_Short problem_
From the entries below, copy every line that holds the word "Ökofaktoren".

(A block of data)
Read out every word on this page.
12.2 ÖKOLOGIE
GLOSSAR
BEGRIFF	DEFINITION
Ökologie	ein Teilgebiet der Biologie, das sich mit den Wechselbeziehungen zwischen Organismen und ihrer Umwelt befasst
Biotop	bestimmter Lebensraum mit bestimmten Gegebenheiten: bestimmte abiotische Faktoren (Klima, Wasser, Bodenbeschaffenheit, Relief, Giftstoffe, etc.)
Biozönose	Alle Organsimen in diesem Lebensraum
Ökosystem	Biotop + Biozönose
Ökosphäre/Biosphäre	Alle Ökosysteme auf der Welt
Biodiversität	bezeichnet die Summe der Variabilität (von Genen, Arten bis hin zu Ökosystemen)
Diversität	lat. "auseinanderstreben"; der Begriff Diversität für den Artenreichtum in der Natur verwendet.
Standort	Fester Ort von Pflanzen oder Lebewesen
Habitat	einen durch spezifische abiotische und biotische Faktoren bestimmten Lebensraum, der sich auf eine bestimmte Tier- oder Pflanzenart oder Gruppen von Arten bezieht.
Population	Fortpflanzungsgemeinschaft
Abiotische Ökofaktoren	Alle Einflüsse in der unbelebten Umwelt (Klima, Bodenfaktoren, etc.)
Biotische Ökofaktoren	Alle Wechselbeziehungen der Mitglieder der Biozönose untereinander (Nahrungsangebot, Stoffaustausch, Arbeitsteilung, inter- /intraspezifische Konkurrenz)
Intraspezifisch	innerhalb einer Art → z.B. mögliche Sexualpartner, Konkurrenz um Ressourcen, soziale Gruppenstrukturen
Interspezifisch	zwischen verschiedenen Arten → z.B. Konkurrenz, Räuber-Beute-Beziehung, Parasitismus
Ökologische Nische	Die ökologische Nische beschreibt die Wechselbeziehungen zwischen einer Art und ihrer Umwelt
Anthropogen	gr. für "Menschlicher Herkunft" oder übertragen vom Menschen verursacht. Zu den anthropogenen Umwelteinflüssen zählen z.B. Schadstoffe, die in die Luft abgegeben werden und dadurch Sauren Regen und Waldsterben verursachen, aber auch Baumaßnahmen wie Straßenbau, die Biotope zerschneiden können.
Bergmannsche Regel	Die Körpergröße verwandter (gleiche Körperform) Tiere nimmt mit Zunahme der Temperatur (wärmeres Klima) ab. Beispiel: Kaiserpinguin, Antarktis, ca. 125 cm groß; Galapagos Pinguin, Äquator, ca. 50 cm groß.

_Response to this task_
Abiotische Ökofaktoren	Alle Einflüsse in der unbelebten Umwelt (Klima, Bodenfaktoren, etc.)
Biotische Ökofaktoren	Alle Wechselbeziehungen der Mitglieder der Biozönose untereinander (Nahrungsangebot, Stoffaustausch, Arbeitsteilung, inter- /intraspezifische Konkurrenz)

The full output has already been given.